[Source data]
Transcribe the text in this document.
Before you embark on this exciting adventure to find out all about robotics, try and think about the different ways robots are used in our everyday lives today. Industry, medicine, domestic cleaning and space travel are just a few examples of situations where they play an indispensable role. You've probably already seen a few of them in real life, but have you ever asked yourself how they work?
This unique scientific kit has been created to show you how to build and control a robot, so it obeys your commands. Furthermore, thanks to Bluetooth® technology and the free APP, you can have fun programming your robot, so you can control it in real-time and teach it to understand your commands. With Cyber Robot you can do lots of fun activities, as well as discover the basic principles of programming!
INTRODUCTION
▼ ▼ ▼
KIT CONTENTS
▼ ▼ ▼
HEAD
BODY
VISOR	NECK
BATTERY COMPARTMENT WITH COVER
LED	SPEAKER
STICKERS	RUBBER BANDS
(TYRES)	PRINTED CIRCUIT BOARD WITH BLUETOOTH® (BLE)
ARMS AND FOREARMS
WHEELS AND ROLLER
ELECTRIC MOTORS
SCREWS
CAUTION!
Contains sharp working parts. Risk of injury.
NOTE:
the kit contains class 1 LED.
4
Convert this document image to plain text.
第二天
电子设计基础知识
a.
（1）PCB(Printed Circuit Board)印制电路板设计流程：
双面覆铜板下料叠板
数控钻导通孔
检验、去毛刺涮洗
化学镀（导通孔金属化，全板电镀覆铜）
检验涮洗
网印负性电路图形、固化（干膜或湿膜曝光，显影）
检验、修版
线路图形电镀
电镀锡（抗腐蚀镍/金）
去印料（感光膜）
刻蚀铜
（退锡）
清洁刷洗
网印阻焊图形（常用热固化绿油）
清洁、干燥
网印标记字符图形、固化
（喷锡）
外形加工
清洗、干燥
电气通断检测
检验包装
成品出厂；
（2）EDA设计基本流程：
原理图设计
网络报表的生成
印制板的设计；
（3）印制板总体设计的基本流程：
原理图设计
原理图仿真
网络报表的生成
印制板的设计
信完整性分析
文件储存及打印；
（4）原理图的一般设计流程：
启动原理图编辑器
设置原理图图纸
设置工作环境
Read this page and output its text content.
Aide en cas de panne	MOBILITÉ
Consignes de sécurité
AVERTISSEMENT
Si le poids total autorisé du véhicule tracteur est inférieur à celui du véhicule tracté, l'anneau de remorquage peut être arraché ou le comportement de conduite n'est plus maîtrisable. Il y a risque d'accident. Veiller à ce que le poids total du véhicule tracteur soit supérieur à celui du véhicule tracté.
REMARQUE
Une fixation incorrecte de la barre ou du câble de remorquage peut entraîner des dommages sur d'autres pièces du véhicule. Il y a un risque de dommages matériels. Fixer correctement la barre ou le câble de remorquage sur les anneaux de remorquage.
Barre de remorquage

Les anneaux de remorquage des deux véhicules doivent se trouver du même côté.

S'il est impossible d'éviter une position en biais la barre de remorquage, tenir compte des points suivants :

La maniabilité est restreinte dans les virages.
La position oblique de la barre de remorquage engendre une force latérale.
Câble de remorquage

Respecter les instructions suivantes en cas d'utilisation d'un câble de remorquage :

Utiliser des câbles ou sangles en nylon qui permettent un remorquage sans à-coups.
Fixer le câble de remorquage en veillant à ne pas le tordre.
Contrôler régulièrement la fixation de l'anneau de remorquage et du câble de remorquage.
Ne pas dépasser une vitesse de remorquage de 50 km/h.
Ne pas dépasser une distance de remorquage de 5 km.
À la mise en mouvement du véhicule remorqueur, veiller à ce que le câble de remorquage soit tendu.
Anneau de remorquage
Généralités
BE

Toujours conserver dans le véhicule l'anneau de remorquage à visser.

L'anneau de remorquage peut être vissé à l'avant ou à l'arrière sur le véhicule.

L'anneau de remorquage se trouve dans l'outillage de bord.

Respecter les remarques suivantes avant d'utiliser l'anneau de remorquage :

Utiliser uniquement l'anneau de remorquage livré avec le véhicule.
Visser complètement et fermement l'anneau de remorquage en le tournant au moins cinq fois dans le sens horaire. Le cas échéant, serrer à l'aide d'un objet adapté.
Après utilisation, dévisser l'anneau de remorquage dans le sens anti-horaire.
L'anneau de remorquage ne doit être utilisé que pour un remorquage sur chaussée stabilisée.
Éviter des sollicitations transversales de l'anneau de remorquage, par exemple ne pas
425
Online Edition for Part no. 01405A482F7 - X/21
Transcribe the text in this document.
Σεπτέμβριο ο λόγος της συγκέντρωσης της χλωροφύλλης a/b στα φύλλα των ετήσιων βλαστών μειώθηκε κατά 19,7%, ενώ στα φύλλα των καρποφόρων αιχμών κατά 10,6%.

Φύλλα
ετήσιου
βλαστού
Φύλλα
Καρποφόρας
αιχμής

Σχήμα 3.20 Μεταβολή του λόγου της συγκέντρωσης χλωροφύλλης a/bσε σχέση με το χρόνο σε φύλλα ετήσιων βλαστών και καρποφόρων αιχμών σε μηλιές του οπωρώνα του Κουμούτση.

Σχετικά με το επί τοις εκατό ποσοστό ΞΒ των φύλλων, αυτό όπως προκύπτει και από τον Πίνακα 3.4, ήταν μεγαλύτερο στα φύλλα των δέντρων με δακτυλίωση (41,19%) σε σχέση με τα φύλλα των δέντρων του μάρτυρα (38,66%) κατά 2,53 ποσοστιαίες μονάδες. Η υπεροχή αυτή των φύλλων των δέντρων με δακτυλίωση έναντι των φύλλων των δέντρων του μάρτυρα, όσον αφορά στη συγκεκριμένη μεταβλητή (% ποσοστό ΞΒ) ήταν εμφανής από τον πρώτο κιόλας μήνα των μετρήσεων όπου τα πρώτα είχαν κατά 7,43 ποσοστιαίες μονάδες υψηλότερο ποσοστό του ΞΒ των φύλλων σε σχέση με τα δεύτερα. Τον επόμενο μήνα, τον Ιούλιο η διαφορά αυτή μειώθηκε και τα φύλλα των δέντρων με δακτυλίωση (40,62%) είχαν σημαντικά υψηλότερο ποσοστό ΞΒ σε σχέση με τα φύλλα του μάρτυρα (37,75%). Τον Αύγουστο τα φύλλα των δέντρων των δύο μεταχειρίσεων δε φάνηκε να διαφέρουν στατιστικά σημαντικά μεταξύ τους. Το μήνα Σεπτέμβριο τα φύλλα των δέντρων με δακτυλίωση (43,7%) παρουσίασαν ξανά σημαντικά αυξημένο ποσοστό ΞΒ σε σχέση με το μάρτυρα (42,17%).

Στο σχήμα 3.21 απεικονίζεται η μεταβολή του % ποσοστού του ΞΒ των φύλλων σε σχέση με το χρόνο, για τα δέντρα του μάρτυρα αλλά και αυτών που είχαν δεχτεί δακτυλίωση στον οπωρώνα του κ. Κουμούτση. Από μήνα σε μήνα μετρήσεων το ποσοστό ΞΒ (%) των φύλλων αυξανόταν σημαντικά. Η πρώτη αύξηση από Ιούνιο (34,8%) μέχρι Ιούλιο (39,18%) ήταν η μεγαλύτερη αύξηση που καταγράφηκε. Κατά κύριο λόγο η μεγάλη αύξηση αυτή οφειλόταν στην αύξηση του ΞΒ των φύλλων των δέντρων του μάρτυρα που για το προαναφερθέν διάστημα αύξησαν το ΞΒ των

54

* STATED GOAL: Copy each line of the data that contains the word "fixation".

* REPLY TO THE TASK:
Une fixation incorrecte de la barre ou du câble de remorquage peut entraîner des dommages sur d'autres pièces du véhicule. Il y a un risque de dommages matériels. Fixer correctement la barre ou le câble de remorquage sur les anneaux de remorquage.
Contrôler régulièrement la fixation de l'anneau de remorquage et du câble de remorquage.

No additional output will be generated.